**Request**
Return the records exactly as they are.

(Dataset entries)
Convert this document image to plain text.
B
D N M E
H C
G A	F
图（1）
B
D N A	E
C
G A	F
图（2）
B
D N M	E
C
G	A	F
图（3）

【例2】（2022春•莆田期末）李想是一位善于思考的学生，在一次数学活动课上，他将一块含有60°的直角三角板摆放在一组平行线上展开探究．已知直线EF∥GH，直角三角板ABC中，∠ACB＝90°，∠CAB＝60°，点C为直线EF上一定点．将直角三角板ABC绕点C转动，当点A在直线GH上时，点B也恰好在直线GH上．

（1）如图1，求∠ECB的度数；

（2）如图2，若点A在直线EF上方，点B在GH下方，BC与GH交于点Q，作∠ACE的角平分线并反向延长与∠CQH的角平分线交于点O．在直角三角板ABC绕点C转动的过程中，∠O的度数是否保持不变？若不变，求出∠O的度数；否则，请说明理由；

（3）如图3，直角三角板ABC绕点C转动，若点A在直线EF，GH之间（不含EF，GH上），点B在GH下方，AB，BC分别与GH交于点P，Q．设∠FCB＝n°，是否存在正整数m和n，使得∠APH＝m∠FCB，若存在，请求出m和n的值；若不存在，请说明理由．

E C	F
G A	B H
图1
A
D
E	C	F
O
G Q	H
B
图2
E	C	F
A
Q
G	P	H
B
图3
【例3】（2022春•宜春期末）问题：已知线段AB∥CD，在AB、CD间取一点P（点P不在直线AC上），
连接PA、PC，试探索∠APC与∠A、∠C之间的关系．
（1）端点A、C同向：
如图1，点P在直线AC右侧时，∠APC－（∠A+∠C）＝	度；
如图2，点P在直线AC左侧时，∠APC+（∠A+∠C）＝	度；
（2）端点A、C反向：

**Reply**
Convert this document image to plain text.
B
D N M E
H C
G A	F
图（1）
B
D N A	E
C
G A	F
图（2）
B
D N M	E
C
G	A	F
图（3）

【例2】（2022春•莆田期末）李想是一位善于思考的学生，在一次数学活动课上，他将一块含有60°的直角三角板摆放在一组平行线上展开探究．已知直线EF∥GH，直角三角板ABC中，∠ACB＝90°，∠CAB＝60°，点C为直线EF上一定点．将直角三角板ABC绕点C转动，当点A在直线GH上时，点B也恰好在直线GH上．

（1）如图1，求∠ECB的度数；

（2）如图2，若点A在直线EF上方，点B在GH下方，BC与GH交于点Q，作∠ACE的角平分线并反向延长与∠CQH的角平分线交于点O．在直角三角板ABC绕点C转动的过程中，∠O的度数是否保持不变？若不变，求出∠O的度数；否则，请说明理由；

（3）如图3，直角三角板ABC绕点C转动，若点A在直线EF，GH之间（不含EF，GH上），点B在GH下方，AB，BC分别与GH交于点P，Q．设∠FCB＝n°，是否存在正整数m和n，使得∠APH＝m∠FCB，若存在，请求出m和n的值；若不存在，请说明理由．

E C	F
G A	B H
图1
A
D
E	C	F
O
G Q	H
B
图2
E	C	F
A
Q
G	P	H
B
图3
【例3】（2022春•宜春期末）问题：已知线段AB∥CD，在AB、CD间取一点P（点P不在直线AC上），
连接PA、PC，试探索∠APC与∠A、∠C之间的关系．
（1）端点A、C同向：
如图1，点P在直线AC右侧时，∠APC－（∠A+∠C）＝	度；
如图2，点P在直线AC左侧时，∠APC+（∠A+∠C）＝	度；
（2）端点A、C反向：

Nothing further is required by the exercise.